§ Short exercise
Can you quote the records below in full, word for word?
========
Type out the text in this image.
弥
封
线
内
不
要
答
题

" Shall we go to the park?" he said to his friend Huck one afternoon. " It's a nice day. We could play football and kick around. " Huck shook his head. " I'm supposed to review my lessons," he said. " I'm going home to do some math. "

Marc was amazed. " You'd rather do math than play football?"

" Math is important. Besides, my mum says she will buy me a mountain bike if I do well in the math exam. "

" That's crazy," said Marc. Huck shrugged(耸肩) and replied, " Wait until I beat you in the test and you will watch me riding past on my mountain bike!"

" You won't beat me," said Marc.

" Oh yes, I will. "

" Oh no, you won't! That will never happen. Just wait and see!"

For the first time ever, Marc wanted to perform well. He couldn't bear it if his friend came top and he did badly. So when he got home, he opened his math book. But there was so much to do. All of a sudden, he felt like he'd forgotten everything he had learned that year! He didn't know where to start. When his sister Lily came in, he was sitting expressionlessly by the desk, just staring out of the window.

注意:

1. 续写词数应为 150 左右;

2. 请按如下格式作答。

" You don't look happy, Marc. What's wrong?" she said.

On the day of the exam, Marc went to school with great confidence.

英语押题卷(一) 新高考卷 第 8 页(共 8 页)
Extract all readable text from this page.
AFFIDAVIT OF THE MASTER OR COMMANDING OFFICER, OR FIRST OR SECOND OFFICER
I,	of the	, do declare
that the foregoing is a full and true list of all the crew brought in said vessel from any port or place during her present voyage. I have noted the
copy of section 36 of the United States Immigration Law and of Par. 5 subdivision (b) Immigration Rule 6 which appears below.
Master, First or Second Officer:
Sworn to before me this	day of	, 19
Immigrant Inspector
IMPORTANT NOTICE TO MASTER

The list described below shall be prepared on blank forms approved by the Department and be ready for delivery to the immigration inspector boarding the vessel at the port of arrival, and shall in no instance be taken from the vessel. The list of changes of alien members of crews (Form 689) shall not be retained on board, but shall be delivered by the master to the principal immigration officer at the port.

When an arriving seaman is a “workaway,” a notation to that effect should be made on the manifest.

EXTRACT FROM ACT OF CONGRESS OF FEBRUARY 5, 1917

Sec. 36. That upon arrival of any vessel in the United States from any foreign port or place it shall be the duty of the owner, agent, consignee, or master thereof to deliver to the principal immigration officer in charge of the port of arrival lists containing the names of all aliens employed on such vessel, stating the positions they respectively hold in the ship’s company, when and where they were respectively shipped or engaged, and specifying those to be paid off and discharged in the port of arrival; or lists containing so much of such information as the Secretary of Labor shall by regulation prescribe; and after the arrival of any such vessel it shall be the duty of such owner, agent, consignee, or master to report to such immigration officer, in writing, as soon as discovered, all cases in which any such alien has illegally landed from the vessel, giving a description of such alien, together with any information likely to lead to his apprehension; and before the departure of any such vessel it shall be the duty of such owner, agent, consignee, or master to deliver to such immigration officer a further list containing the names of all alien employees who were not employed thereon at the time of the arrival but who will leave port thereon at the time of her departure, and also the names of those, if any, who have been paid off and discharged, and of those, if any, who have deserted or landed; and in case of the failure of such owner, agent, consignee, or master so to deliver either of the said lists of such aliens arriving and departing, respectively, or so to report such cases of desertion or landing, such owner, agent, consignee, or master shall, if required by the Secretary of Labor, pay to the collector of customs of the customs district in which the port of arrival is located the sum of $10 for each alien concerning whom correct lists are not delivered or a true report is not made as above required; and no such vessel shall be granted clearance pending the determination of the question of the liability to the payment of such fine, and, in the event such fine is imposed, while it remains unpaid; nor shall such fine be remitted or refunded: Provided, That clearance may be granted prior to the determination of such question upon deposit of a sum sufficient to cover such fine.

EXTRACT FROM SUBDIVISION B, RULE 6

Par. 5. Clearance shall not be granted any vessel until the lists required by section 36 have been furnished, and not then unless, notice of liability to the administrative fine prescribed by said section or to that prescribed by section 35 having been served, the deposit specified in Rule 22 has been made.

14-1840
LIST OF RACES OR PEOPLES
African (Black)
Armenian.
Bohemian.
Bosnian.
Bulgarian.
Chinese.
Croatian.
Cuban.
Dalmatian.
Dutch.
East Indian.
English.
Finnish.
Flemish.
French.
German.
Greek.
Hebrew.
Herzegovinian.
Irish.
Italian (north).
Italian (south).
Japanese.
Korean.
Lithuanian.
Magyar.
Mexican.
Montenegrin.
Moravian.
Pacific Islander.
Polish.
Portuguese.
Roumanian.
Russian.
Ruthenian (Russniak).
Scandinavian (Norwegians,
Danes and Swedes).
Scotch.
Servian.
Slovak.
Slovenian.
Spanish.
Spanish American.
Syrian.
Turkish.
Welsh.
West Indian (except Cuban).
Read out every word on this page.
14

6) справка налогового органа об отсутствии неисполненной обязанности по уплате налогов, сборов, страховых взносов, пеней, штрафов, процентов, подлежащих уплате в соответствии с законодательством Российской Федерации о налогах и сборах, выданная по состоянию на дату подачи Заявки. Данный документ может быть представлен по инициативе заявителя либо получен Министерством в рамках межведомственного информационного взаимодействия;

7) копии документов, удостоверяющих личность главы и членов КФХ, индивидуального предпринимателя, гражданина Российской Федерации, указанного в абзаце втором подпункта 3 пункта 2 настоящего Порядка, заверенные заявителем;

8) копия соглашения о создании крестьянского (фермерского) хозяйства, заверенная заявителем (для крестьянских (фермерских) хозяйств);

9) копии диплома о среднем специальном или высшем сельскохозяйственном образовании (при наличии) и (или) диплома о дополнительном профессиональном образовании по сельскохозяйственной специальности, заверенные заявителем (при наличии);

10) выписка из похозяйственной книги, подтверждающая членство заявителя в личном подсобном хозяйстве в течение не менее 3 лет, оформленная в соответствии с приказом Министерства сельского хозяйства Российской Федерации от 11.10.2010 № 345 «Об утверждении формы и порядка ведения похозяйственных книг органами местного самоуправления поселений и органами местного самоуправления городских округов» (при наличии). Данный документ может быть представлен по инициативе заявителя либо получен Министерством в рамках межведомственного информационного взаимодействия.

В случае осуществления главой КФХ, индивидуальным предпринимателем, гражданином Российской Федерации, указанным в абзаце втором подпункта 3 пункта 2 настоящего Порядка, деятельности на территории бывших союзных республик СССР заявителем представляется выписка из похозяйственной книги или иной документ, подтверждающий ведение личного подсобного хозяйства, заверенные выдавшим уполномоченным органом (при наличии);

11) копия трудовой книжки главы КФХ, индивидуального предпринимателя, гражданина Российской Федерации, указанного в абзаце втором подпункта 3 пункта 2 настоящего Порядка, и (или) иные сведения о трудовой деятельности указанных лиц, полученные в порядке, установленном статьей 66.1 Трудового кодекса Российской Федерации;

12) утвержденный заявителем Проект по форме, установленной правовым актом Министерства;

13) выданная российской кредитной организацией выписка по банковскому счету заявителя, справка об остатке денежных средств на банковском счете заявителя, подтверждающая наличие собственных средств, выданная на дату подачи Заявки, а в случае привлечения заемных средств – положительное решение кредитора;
========
§ Response to the task
Type out the text in this image.
弥
封
线
内
不
要
答
题

" Shall we go to the park?" he said to his friend Huck one afternoon. " It's a nice day. We could play football and kick around. " Huck shook his head. " I'm supposed to review my lessons," he said. " I'm going home to do some math. "

Marc was amazed. " You'd rather do math than play football?"

" Math is important. Besides, my mum says she will buy me a mountain bike if I do well in the math exam. "

" That's crazy," said Marc. Huck shrugged(耸肩) and replied, " Wait until I beat you in the test and you will watch me riding past on my mountain bike!"

" You won't beat me," said Marc.

" Oh yes, I will. "

" Oh no, you won't! That will never happen. Just wait and see!"

For the first time ever, Marc wanted to perform well. He couldn't bear it if his friend came top and he did badly. So when he got home, he opened his math book. But there was so much to do. All of a sudden, he felt like he'd forgotten everything he had learned that year! He didn't know where to start. When his sister Lily came in, he was sitting expressionlessly by the desk, just staring out of the window.

注意:

1. 续写词数应为 150 左右;

2. 请按如下格式作答。

" You don't look happy, Marc. What's wrong?" she said.

On the day of the exam, Marc went to school with great confidence.

英语押题卷(一) 新高考卷 第 8 页(共 8 页)
Extract all readable text from this page.
AFFIDAVIT OF THE MASTER OR COMMANDING OFFICER, OR FIRST OR SECOND OFFICER
I,	of the	, do declare
that the foregoing is a full and true list of all the crew brought in said vessel from any port or place during her present voyage. I have noted the
copy of section 36 of the United States Immigration Law and of Par. 5 subdivision (b) Immigration Rule 6 which appears below.
Master, First or Second Officer:
Sworn to before me this	day of	, 19
Immigrant Inspector
IMPORTANT NOTICE TO MASTER

The list described below shall be prepared on blank forms approved by the Department and be ready for delivery to the immigration inspector boarding the vessel at the port of arrival, and shall in no instance be taken from the vessel. The list of changes of alien members of crews (Form 689) shall not be retained on board, but shall be delivered by the master to the principal immigration officer at the port.

When an arriving seaman is a “workaway,” a notation to that effect should be made on the manifest.

EXTRACT FROM ACT OF CONGRESS OF FEBRUARY 5, 1917

Sec. 36. That upon arrival of any vessel in the United States from any foreign port or place it shall be the duty of the owner, agent, consignee, or master thereof to deliver to the principal immigration officer in charge of the port of arrival lists containing the names of all aliens employed on such vessel, stating the positions they respectively hold in the ship’s company, when and where they were respectively shipped or engaged, and specifying those to be paid off and discharged in the port of arrival; or lists containing so much of such information as the Secretary of Labor shall by regulation prescribe; and after the arrival of any such vessel it shall be the duty of such owner, agent, consignee, or master to report to such immigration officer, in writing, as soon as discovered, all cases in which any such alien has illegally landed from the vessel, giving a description of such alien, together with any information likely to lead to his apprehension; and before the departure of any such vessel it shall be the duty of such owner, agent, consignee, or master to deliver to such immigration officer a further list containing the names of all alien employees who were not employed thereon at the time of the arrival but who will leave port thereon at the time of her departure, and also the names of those, if any, who have been paid off and discharged, and of those, if any, who have deserted or landed; and in case of the failure of such owner, agent, consignee, or master so to deliver either of the said lists of such aliens arriving and departing, respectively, or so to report such cases of desertion or landing, such owner, agent, consignee, or master shall, if required by the Secretary of Labor, pay to the collector of customs of the customs district in which the port of arrival is located the sum of $10 for each alien concerning whom correct lists are not delivered or a true report is not made as above required; and no such vessel shall be granted clearance pending the determination of the question of the liability to the payment of such fine, and, in the event such fine is imposed, while it remains unpaid; nor shall such fine be remitted or refunded: Provided, That clearance may be granted prior to the determination of such question upon deposit of a sum sufficient to cover such fine.

EXTRACT FROM SUBDIVISION B, RULE 6

Par. 5. Clearance shall not be granted any vessel until the lists required by section 36 have been furnished, and not then unless, notice of liability to the administrative fine prescribed by said section or to that prescribed by section 35 having been served, the deposit specified in Rule 22 has been made.

14-1840
LIST OF RACES OR PEOPLES
African (Black)
Armenian.
Bohemian.
Bosnian.
Bulgarian.
Chinese.
Croatian.
Cuban.
Dalmatian.
Dutch.
East Indian.
English.
Finnish.
Flemish.
French.
German.
Greek.
Hebrew.
Herzegovinian.
Irish.
Italian (north).
Italian (south).
Japanese.
Korean.
Lithuanian.
Magyar.
Mexican.
Montenegrin.
Moravian.
Pacific Islander.
Polish.
Portuguese.
Roumanian.
Russian.
Ruthenian (Russniak).
Scandinavian (Norwegians,
Danes and Swedes).
Scotch.
Servian.
Slovak.
Slovenian.
Spanish.
Spanish American.
Syrian.
Turkish.
Welsh.
West Indian (except Cuban).
Read out every word on this page.
14

6) справка налогового органа об отсутствии неисполненной обязанности по уплате налогов, сборов, страховых взносов, пеней, штрафов, процентов, подлежащих уплате в соответствии с законодательством Российской Федерации о налогах и сборах, выданная по состоянию на дату подачи Заявки. Данный документ может быть представлен по инициативе заявителя либо получен Министерством в рамках межведомственного информационного взаимодействия;

7) копии документов, удостоверяющих личность главы и членов КФХ, индивидуального предпринимателя, гражданина Российской Федерации, указанного в абзаце втором подпункта 3 пункта 2 настоящего Порядка, заверенные заявителем;

8) копия соглашения о создании крестьянского (фермерского) хозяйства, заверенная заявителем (для крестьянских (фермерских) хозяйств);

9) копии диплома о среднем специальном или высшем сельскохозяйственном образовании (при наличии) и (или) диплома о дополнительном профессиональном образовании по сельскохозяйственной специальности, заверенные заявителем (при наличии);

10) выписка из похозяйственной книги, подтверждающая членство заявителя в личном подсобном хозяйстве в течение не менее 3 лет, оформленная в соответствии с приказом Министерства сельского хозяйства Российской Федерации от 11.10.2010 № 345 «Об утверждении формы и порядка ведения похозяйственных книг органами местного самоуправления поселений и органами местного самоуправления городских округов» (при наличии). Данный документ может быть представлен по инициативе заявителя либо получен Министерством в рамках межведомственного информационного взаимодействия.

В случае осуществления главой КФХ, индивидуальным предпринимателем, гражданином Российской Федерации, указанным в абзаце втором подпункта 3 пункта 2 настоящего Порядка, деятельности на территории бывших союзных республик СССР заявителем представляется выписка из похозяйственной книги или иной документ, подтверждающий ведение личного подсобного хозяйства, заверенные выдавшим уполномоченным органом (при наличии);

11) копия трудовой книжки главы КФХ, индивидуального предпринимателя, гражданина Российской Федерации, указанного в абзаце втором подпункта 3 пункта 2 настоящего Порядка, и (или) иные сведения о трудовой деятельности указанных лиц, полученные в порядке, установленном статьей 66.1 Трудового кодекса Российской Федерации;

12) утвержденный заявителем Проект по форме, установленной правовым актом Министерства;

13) выданная российской кредитной организацией выписка по банковскому счету заявителя, справка об остатке денежных средств на банковском счете заявителя, подтверждающая наличие собственных средств, выданная на дату подачи Заявки, а в случае привлечения заемных средств – положительное решение кредитора;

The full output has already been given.